- _SELECTED EXTRACT_:
Intro, automated test gen w/ symbolic execution

Course goals
- Help students start research in area of programming tools for productivity, quality, perf
  - automated testing
  - dynamic/static program analysis
  - program synthesis (woo!)
  - AI for PL/SE tools (boo)
- Apply skills elsewhere
Course comms
- Class materials on bCourses
- OH: Wed 2:30-3:30p
Course structure
- Discuss topic in each lecture, I’ll read paper on the topic
- Homework: will be something lol
- Project: new research, paper?
Course grading
- Class participation: 30%
- Homework: 30%
- Project: 40%
  - New research
  - 1-2 page proj proposal by 9/18/23
  - 5-7 min mid-semester proj pres
  - Final project demo/pres
  - 6 page report in ACM SIGPLAN format
“The bar is a bit high for this class”

- _TO-DO LIST_:
a. In the course notes, what share of the grade does the project carry?
b. From the course notes, duplicate the part that opens with the words containing "Intro, automated test" and closes with "program synthesis (woo!)".
c. Translate this sentence from the course notes into Spanish: "The bar is a bit high for this class."

- _LISTED ENTRIES_:
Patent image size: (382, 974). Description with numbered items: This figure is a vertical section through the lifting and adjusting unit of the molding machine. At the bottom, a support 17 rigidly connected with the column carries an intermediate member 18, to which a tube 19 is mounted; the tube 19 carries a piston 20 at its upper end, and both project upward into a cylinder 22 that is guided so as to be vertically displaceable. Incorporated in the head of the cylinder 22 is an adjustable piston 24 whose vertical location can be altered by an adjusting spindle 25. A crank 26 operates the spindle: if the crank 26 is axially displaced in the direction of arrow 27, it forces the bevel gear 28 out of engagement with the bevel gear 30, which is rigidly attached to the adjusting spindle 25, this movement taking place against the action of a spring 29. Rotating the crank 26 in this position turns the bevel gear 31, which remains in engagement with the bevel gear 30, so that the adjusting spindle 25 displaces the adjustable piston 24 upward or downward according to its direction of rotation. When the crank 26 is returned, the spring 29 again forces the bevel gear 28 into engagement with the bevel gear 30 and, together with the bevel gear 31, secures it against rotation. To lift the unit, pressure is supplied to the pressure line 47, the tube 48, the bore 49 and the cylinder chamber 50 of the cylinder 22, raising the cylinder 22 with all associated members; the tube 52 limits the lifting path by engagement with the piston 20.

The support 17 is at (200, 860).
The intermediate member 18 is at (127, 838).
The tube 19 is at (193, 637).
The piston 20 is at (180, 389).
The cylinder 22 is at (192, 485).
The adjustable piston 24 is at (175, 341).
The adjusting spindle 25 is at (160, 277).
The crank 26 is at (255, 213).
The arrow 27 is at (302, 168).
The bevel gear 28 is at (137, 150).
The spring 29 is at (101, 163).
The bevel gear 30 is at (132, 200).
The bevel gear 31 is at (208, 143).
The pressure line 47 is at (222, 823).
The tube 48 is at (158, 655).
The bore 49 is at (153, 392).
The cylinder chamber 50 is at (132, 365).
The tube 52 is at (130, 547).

- _ANSWERS TO THE EXERCISES_:
a. 40%

b.
Intro, automated test gen w/ symbolic execution

Course goals
- Help students start research in area of programming tools for productivity, quality, perf
  - automated testing
  - dynamic/static program analysis
  - program synthesis (woo!)

c. El listón está un poco alto para esta clase.